» Given instruction: All material below is to be reproduced exactly.

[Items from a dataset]
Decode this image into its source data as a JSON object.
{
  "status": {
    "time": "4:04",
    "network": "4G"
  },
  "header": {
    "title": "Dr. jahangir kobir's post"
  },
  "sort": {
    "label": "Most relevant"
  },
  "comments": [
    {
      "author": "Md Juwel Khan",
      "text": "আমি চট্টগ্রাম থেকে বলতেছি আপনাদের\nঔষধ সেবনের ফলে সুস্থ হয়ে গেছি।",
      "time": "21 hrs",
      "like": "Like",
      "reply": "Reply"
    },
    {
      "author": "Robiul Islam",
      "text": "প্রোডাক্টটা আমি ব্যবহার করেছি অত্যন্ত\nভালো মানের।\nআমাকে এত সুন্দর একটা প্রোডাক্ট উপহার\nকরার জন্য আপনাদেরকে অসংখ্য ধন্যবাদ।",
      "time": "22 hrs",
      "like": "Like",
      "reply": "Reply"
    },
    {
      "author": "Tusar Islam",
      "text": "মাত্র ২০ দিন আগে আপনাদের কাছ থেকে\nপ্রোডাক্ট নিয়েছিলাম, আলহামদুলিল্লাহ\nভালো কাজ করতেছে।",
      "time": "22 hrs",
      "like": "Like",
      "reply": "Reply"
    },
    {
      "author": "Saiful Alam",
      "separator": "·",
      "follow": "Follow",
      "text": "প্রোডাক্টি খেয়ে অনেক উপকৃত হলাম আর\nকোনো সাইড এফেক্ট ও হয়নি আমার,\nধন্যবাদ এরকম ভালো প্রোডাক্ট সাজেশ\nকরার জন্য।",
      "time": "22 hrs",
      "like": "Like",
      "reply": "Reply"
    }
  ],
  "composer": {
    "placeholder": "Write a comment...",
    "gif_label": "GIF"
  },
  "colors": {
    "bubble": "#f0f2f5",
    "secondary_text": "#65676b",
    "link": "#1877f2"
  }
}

» Correct output:
Decode this image into its source data as a JSON object.
{
  "status": {
    "time": "4:04",
    "network": "4G"
  },
  "header": {
    "title": "Dr. jahangir kobir's post"
  },
  "sort": {
    "label": "Most relevant"
  },
  "comments": [
    {
      "author": "Md Juwel Khan",
      "text": "আমি চট্টগ্রাম থেকে বলতেছি আপনাদের\nঔষধ সেবনের ফলে সুস্থ হয়ে গেছি।",
      "time": "21 hrs",
      "like": "Like",
      "reply": "Reply"
    },
    {
      "author": "Robiul Islam",
      "text": "প্রোডাক্টটা আমি ব্যবহার করেছি অত্যন্ত\nভালো মানের।\nআমাকে এত সুন্দর একটা প্রোডাক্ট উপহার\nকরার জন্য আপনাদেরকে অসংখ্য ধন্যবাদ।",
      "time": "22 hrs",
      "like": "Like",
      "reply": "Reply"
    },
    {
      "author": "Tusar Islam",
      "text": "মাত্র ২০ দিন আগে আপনাদের কাছ থেকে\nপ্রোডাক্ট নিয়েছিলাম, আলহামদুলিল্লাহ\nভালো কাজ করতেছে।",
      "time": "22 hrs",
      "like": "Like",
      "reply": "Reply"
    },
    {
      "author": "Saiful Alam",
      "separator": "·",
      "follow": "Follow",
      "text": "প্রোডাক্টি খেয়ে অনেক উপকৃত হলাম আর\nকোনো সাইড এফেক্ট ও হয়নি আমার,\nধন্যবাদ এরকম ভালো প্রোডাক্ট সাজেশ\nকরার জন্য।",
      "time": "22 hrs",
      "like": "Like",
      "reply": "Reply"
    }
  ],
  "composer": {
    "placeholder": "Write a comment...",
    "gif_label": "GIF"
  },
  "colors": {
    "bubble": "#f0f2f5",
    "secondary_text": "#65676b",
    "link": "#1877f2"
  }
}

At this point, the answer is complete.